→ **Directive**: What is the number of lines containing "profile"? Give only that number.

→ **Extracted data entries**:
= = = = = = =
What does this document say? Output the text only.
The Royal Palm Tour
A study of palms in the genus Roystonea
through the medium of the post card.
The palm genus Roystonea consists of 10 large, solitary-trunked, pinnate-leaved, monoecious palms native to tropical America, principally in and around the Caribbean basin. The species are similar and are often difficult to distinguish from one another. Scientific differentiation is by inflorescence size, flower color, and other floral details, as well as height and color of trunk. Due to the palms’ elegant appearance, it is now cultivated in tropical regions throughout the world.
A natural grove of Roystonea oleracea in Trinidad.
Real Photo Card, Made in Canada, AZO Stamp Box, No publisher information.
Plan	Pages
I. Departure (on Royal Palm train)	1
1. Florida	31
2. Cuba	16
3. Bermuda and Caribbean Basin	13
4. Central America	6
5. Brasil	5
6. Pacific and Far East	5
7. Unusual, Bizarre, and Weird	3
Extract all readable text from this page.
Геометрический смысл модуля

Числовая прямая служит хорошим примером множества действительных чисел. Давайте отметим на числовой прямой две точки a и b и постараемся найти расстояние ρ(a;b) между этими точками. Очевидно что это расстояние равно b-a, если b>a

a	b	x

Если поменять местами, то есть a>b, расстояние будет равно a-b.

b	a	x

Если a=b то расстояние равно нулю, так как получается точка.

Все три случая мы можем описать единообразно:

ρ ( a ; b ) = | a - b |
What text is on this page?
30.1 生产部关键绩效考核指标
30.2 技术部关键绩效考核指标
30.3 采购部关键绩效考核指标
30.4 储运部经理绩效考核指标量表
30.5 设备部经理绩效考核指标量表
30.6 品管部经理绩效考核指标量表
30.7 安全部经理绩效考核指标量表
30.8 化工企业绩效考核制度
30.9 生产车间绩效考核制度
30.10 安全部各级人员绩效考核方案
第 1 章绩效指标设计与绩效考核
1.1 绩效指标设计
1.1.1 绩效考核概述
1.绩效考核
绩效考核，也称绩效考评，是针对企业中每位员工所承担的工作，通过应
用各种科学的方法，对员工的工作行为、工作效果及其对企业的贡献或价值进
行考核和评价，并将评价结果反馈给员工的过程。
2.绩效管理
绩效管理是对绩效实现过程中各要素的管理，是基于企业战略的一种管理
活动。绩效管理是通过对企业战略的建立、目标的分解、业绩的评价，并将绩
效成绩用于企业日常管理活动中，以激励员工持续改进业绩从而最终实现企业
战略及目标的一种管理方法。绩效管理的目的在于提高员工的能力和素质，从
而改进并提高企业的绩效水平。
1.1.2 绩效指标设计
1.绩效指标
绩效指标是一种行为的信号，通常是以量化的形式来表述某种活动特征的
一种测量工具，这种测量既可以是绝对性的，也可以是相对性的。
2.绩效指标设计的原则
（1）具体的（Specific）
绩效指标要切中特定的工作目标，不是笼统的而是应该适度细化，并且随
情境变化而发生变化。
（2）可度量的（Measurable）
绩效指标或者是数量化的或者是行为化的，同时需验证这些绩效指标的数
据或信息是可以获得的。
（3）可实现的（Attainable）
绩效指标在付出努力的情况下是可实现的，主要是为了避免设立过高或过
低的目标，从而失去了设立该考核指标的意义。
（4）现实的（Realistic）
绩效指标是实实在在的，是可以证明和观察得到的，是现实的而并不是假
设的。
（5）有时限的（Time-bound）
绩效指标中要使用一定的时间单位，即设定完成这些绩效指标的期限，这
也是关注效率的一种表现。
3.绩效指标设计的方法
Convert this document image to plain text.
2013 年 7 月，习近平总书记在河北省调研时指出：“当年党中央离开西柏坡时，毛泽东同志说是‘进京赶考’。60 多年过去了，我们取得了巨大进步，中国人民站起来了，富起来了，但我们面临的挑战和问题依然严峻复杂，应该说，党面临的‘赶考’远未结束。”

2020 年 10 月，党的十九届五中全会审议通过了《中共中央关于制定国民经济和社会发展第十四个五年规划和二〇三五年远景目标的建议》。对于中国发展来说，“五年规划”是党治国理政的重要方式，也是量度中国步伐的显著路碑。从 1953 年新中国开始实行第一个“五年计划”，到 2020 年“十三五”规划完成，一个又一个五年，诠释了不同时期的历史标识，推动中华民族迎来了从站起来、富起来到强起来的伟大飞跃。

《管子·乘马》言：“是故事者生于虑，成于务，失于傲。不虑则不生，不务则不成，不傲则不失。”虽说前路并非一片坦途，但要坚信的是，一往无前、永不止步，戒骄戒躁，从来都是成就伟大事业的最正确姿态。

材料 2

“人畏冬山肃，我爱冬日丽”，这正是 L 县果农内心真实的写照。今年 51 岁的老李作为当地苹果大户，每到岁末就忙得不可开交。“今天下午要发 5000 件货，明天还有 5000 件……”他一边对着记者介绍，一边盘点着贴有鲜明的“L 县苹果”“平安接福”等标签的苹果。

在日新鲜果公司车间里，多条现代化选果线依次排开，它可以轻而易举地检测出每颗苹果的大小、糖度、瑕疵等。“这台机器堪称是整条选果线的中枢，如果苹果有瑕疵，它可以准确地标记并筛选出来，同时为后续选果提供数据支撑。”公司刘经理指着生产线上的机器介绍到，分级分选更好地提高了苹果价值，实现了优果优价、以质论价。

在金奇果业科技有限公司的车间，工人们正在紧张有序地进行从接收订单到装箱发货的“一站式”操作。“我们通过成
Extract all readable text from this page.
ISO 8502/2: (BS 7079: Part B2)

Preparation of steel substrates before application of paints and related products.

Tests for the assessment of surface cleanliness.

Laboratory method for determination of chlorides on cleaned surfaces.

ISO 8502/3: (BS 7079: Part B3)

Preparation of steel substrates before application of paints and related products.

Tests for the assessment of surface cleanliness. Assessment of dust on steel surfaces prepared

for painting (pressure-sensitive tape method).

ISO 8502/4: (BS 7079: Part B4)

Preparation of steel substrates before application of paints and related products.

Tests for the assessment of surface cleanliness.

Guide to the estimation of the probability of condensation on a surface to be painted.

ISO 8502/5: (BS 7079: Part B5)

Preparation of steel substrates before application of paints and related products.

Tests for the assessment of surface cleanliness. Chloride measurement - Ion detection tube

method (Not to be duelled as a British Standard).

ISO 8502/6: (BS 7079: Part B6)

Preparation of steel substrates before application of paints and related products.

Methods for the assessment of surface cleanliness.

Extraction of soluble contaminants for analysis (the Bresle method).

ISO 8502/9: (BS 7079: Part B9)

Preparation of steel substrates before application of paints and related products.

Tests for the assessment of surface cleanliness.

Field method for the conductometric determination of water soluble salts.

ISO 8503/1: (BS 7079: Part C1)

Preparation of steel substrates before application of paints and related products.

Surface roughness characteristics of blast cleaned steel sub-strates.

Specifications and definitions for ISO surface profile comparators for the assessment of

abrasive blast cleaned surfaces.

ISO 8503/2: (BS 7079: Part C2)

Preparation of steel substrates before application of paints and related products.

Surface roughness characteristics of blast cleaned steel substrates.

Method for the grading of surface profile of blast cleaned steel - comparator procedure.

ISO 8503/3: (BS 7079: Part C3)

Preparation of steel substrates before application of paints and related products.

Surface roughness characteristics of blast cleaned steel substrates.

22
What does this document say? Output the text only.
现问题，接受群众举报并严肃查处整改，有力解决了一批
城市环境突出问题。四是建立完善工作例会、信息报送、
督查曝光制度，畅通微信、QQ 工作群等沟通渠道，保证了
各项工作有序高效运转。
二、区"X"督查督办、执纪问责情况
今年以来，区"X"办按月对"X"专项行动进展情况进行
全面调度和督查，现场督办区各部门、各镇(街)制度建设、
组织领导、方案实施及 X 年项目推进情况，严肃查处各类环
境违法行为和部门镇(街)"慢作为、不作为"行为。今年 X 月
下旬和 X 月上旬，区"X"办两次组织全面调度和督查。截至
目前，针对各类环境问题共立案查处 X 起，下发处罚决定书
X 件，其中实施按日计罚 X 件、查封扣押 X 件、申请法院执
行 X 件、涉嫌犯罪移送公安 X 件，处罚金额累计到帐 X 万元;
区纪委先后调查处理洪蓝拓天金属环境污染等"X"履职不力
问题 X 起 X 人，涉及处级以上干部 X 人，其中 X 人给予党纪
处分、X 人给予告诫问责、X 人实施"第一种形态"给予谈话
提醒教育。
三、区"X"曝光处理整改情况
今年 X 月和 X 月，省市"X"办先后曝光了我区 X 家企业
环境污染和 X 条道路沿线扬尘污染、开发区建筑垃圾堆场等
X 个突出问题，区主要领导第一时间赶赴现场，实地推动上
= = = = = = =
→ **Finished exercise**: 2